SHORT TASK: Print each line verbatim, starting with the first one and ending with the line that contains "svg-text:143mm: 143mm — [781, 539, 823, 652]".

[START OF DATA PROVIDED]

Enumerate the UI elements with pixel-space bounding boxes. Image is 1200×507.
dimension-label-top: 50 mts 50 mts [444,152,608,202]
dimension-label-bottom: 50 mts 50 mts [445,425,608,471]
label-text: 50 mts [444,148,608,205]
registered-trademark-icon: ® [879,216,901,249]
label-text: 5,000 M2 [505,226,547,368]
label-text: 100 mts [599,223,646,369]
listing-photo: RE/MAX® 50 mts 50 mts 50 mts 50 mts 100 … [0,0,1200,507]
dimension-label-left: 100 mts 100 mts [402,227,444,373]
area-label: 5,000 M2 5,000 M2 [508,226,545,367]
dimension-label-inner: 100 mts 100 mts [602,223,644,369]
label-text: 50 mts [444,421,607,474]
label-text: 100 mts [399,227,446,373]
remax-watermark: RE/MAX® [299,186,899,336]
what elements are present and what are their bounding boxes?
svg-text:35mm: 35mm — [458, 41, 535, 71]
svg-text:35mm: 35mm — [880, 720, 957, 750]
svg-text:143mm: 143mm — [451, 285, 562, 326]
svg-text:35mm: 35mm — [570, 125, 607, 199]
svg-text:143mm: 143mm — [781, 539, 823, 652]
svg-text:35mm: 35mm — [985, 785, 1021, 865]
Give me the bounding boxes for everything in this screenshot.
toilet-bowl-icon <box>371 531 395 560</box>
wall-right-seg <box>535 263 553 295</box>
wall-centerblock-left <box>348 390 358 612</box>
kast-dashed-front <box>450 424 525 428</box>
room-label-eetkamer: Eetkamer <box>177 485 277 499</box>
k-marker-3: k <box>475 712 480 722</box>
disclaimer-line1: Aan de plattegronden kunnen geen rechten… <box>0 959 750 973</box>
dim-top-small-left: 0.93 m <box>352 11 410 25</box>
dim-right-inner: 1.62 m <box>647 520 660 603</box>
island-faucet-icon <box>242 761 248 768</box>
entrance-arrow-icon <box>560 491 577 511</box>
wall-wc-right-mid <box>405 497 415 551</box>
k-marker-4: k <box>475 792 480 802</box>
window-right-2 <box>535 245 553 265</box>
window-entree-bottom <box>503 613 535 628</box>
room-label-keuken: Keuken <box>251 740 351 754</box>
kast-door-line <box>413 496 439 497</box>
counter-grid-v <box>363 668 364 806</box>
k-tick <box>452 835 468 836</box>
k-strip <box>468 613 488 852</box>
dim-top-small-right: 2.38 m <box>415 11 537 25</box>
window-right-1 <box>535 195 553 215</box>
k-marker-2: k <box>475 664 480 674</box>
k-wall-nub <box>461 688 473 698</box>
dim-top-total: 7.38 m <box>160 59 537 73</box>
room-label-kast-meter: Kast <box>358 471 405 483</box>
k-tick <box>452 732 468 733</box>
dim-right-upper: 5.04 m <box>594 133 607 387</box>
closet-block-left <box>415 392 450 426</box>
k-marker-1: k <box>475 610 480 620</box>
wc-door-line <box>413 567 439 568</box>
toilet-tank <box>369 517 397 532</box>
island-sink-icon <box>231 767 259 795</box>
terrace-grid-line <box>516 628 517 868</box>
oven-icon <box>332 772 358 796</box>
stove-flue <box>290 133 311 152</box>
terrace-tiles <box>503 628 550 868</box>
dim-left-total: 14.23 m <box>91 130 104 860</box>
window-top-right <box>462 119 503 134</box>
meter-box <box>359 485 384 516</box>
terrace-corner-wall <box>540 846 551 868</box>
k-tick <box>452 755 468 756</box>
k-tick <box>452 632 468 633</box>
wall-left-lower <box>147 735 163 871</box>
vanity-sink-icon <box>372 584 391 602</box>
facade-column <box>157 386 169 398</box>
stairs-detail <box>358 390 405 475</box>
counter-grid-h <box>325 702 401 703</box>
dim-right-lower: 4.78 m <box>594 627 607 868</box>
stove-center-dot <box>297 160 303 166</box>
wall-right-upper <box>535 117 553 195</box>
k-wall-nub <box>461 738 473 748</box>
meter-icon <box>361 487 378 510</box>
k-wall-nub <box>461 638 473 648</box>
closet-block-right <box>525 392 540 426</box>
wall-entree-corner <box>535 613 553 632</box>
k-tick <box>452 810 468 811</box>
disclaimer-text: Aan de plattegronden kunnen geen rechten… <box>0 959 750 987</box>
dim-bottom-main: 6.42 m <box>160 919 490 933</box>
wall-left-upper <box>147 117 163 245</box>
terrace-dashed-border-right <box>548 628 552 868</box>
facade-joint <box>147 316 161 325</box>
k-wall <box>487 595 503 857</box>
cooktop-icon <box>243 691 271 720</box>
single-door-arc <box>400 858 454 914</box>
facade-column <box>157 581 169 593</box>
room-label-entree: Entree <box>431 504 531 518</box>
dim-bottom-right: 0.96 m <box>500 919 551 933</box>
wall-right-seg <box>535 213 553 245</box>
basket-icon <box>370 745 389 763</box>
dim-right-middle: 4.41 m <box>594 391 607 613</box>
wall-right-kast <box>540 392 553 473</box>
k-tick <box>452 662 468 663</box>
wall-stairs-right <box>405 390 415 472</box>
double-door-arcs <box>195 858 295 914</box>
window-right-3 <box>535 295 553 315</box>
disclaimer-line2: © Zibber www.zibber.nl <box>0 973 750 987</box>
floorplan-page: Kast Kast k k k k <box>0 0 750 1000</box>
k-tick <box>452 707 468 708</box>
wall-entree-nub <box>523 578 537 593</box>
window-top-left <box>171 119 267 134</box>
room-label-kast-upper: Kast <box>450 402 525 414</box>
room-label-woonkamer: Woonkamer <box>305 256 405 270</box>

[END OF DATA PROVIDED]

FINAL ANSWER:
Enumerate the UI elements with pixel-space bounding boxes. Image is 1200×507.
dimension-label-top: 50 mts 50 mts [444,152,608,202]
dimension-label-bottom: 50 mts 50 mts [445,425,608,471]
label-text: 50 mts [444,148,608,205]
registered-trademark-icon: ® [879,216,901,249]
label-text: 5,000 M2 [505,226,547,368]
label-text: 100 mts [599,223,646,369]
listing-photo: RE/MAX® 50 mts 50 mts 50 mts 50 mts 100 … [0,0,1200,507]
dimension-label-left: 100 mts 100 mts [402,227,444,373]
area-label: 5,000 M2 5,000 M2 [508,226,545,367]
dimension-label-inner: 100 mts 100 mts [602,223,644,369]
label-text: 50 mts [444,421,607,474]
label-text: 100 mts [399,227,446,373]
remax-watermark: RE/MAX® [299,186,899,336]
what elements are present and what are their bounding boxes?
svg-text:35mm: 35mm — [458, 41, 535, 71]
svg-text:35mm: 35mm — [880, 720, 957, 750]
svg-text:143mm: 143mm — [451, 285, 562, 326]
svg-text:35mm: 35mm — [570, 125, 607, 199]
svg-text:143mm: 143mm — [781, 539, 823, 652]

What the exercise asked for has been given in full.